Task description ▸ Among the records below, find each line that includes the string "保护环境" and copy it.

Collected data ▸
****************************************

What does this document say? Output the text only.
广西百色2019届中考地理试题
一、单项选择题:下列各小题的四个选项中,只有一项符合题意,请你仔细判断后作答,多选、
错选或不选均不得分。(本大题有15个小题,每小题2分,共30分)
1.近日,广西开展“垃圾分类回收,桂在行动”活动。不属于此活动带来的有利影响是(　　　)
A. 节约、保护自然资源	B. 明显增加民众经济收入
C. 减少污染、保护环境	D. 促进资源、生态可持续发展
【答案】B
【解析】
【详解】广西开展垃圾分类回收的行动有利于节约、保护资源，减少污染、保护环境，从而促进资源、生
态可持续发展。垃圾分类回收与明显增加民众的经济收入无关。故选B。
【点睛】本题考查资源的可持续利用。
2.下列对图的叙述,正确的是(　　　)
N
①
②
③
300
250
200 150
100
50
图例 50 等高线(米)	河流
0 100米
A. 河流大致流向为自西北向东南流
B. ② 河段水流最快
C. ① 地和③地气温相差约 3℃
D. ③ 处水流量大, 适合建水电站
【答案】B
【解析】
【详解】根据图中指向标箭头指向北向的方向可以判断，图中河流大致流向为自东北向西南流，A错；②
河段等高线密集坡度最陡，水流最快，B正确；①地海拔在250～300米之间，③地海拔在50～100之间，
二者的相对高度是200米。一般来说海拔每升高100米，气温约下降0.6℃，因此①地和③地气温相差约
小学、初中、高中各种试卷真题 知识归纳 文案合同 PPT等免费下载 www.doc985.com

****************************************

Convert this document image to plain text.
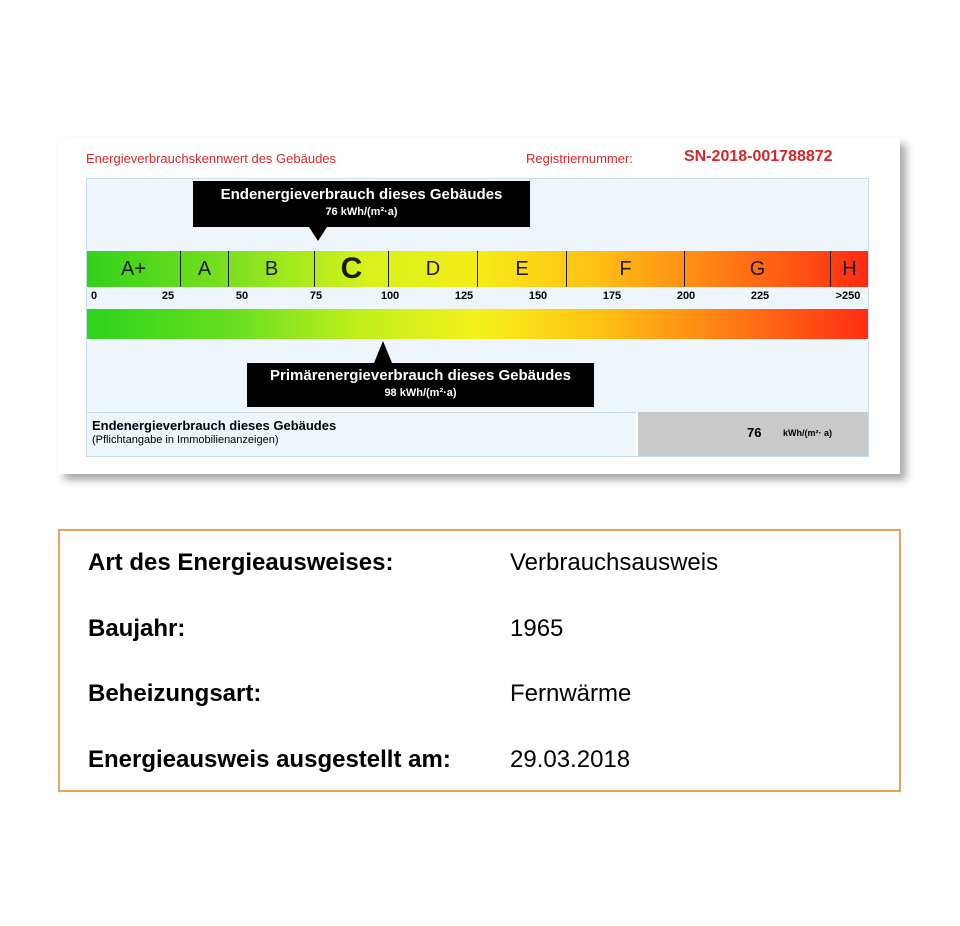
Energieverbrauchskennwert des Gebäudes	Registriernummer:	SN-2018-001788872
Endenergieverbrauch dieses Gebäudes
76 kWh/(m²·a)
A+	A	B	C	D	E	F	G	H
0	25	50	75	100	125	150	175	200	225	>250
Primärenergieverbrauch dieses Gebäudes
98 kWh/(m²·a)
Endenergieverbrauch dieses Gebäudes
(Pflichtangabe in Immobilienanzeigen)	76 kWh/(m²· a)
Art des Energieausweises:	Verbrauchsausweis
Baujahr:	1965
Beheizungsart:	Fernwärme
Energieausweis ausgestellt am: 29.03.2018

****************************************

Solution ▸
C. 减少污染、保护环境	D. 促进资源、生态可持续发展
【详解】广西开展垃圾分类回收的行动有利于节约、保护资源，减少污染、保护环境，从而促进资源、生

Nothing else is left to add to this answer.